-- SOURCE DOCUMENT --
────────

As those around him shudder at the risks he is taking, Bennett shrugs and issues a series of ironic one-liners. Dramatic escalation is at the heart of his public persona.
Through most of the film, Bennett is indifferent to consequences not only for himself but also for others. He involves a talented basketball player, a student in his literature class, in a point-shaving scheme and treats his own mother, Roberta (Jessica Lange), whom he blames for the breakup of his parents’ marriage, with contempt. Aside from Goodman’s acting job, which is just a redo of many other parts he has played, Lange, as a mother who is alternately caring and infuriated, chastising and hysterical, gives the most compelling supporting performance in the film. The Gambler would be much improved if Lange’s Roberta had a larger part in it. Roberta’s having an expanded role would necessitate Bennett’s being more nuanced and capable of something more than insouciant derision toward her. As the script is written, however, she is — and can be — nothing more than a foil to Bennett’s self-indulgence.

────────

-- LISTED RECORDS --
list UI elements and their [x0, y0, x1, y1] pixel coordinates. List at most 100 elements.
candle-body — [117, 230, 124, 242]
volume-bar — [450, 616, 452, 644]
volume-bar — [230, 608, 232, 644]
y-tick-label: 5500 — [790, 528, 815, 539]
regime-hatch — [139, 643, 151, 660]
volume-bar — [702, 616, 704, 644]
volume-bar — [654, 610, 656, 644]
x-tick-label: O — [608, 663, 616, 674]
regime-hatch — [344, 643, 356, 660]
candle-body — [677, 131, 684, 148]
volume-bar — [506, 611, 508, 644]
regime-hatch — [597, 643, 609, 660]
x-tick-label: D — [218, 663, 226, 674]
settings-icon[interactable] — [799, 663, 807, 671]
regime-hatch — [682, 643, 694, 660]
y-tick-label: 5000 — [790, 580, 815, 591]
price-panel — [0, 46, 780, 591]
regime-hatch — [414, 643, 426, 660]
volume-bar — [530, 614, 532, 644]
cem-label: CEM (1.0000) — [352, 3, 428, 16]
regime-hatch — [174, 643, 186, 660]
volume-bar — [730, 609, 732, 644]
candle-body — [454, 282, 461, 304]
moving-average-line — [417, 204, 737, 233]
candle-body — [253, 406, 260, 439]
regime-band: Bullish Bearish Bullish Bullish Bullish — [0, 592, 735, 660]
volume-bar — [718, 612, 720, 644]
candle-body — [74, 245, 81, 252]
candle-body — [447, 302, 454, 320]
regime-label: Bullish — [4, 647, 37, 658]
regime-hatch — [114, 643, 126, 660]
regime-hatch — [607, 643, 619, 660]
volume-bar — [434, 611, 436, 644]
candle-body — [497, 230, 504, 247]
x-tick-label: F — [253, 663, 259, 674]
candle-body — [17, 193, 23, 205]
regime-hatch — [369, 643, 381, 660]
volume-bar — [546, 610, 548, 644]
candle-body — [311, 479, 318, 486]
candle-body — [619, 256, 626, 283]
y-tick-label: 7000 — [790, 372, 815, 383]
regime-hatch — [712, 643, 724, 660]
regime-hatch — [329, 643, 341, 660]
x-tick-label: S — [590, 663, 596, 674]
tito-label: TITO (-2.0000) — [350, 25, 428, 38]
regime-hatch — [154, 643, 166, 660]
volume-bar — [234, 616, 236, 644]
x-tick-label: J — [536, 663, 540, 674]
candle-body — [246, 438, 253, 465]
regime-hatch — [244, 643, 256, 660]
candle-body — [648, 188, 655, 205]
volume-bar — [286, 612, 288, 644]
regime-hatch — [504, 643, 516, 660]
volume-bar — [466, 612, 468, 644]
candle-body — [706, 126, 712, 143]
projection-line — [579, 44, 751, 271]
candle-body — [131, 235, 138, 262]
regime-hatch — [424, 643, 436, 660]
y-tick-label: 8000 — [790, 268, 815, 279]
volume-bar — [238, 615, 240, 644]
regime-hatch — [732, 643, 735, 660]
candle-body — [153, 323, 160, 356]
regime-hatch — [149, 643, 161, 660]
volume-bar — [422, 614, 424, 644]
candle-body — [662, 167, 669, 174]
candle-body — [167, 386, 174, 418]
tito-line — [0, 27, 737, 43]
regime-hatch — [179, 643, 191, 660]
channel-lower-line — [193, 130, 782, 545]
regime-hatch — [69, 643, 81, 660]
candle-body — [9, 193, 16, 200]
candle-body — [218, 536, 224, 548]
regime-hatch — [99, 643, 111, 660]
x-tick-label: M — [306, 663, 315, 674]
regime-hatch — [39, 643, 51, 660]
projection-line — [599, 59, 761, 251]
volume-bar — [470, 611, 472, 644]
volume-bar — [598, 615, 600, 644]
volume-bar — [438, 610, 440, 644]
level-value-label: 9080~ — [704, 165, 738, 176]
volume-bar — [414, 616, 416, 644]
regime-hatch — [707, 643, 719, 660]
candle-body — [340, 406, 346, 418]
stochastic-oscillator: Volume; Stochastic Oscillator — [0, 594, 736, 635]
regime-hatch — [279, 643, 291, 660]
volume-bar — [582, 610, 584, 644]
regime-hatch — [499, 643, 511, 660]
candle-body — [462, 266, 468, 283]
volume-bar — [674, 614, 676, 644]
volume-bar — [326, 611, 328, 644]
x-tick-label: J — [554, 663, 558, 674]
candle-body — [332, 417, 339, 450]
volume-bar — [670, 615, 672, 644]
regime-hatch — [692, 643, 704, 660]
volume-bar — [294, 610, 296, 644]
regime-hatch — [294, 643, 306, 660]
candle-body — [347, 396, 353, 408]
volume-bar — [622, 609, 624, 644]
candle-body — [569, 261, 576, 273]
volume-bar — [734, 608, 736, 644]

────────

-- LIST OF TASKS --
**1)** In the review of The Gambler, who plays Bennett's mother, Roberta?
**2)** Pick up the review of The Gambler after its last sentence and keep writing it.

-- OUTPUTS FOR THE TASKS --
**1)** Jessica Lange

**2)**
Amy represents the possibility of escape from the madness of the gambling life. In class after their chance meeting at the gambling joint, Bennett — whose teaching style is exactly what one would expect if Mark Wahlberg walked into a college classroom and simply began talking — launches into a screed about the mediocrity of everyone in the room, including himself. Uncomfortable with the idea that not everyone is equally magnificent, a female student balks at Bennett’s claim. To her bland assertion, “We all have something to offer,” Bennett responds, “Bulls**t!”
In the midst of the rant, he notes one exception, that of a student in their midst who never draws attention to herself but whose writing shows potential for greatness. Of course, it’s Amy. But her character is another glaring weakness in the film. Brie Larson does reasonably well with what she’s given, but what she’s given is ill conceived and undeveloped. She is supposed to be a writer with genius-level talent, who simultaneously works night shifts at a gambling joint and is too shy even to speak in class. Except for a taciturn affection for Bennett and an occasional glibness that nearly rises to the level of Bennett’s own insouciant irony, she comes off flat. Her genius is nothing more than an assertion, and her willingness suddenly to follow Bennett anywhere, first into bed and then into the most dangerous of situations, is hardly credible.
On this score, the original film, with Lauren Hutton as the gambler’s love interest, is far superior. The writers of that script made Hutton’s character an adult and did not burden her with the absurd combination of traits imposed on Larson. She’s perceptive, not a genius, and while she’s attracted to the gambler, she remains circumspect.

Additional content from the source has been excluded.